'''
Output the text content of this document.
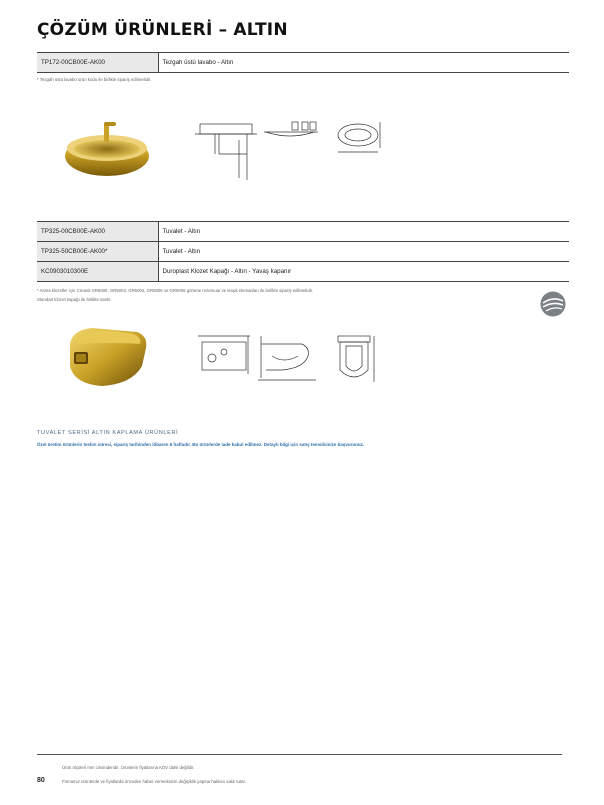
ÇÖZÜM ÜRÜNLERİ – ALTIN
TP172-00CB00E-AK00	Tezgah üstü lavabo - Altın
* Tezgah üstü lavabo ürün kodu ile birlikte sipariş edilmelidir.
TP325-00CB00E-AK00	Tuvalet - Altın
TP325-50CB00E-AK00*	Tuvalet - Altın
KC0903010300E	Duroplast Klozet Kapağı - Altın - Yavaş kapanır
* Asma klozetler için Creavit GR5000, GR5003, GR5004, GR5005 ve GR5006 gömme rezervuar ve tespit elemanları ile birlikte sipariş edilmelidir.
Standart klozet kapağı ile birlikte satılır.
TUVALET SERİSİ ALTIN KAPLAMA ÜRÜNLERİ
Özel üretim ürünlerin teslim süresi, sipariş tarihinden itibaren 6 haftadır. Bu ürünlerde iade kabul edilmez. Detaylı bilgi için satış temsilcinize başvurunuz.
Ürün ölçüleri mm cinsindendir. Ürünlerin fiyatlarına KDV dahil değildir.
80	Firmamız ürünlerde ve fiyatlarda önceden haber vermeksizin değişiklik yapma hakkını saklı tutar.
'''
● **To be done**:
Write out the records above once more, word for word, with no pictures.

● **Output of the exercise**:
Output the text content of this document.
ÇÖZÜM ÜRÜNLERİ – ALTIN
TP172-00CB00E-AK00	Tezgah üstü lavabo - Altın
* Tezgah üstü lavabo ürün kodu ile birlikte sipariş edilmelidir.
TP325-00CB00E-AK00	Tuvalet - Altın
TP325-50CB00E-AK00*	Tuvalet - Altın
KC0903010300E	Duroplast Klozet Kapağı - Altın - Yavaş kapanır
* Asma klozetler için Creavit GR5000, GR5003, GR5004, GR5005 ve GR5006 gömme rezervuar ve tespit elemanları ile birlikte sipariş edilmelidir.
Standart klozet kapağı ile birlikte satılır.
TUVALET SERİSİ ALTIN KAPLAMA ÜRÜNLERİ
Özel üretim ürünlerin teslim süresi, sipariş tarihinden itibaren 6 haftadır. Bu ürünlerde iade kabul edilmez. Detaylı bilgi için satış temsilcinize başvurunuz.
Ürün ölçüleri mm cinsindendir. Ürünlerin fiyatlarına KDV dahil değildir.
80	Firmamız ürünlerde ve fiyatlarda önceden haber vermeksizin değişiklik yapma hakkını saklı tutar.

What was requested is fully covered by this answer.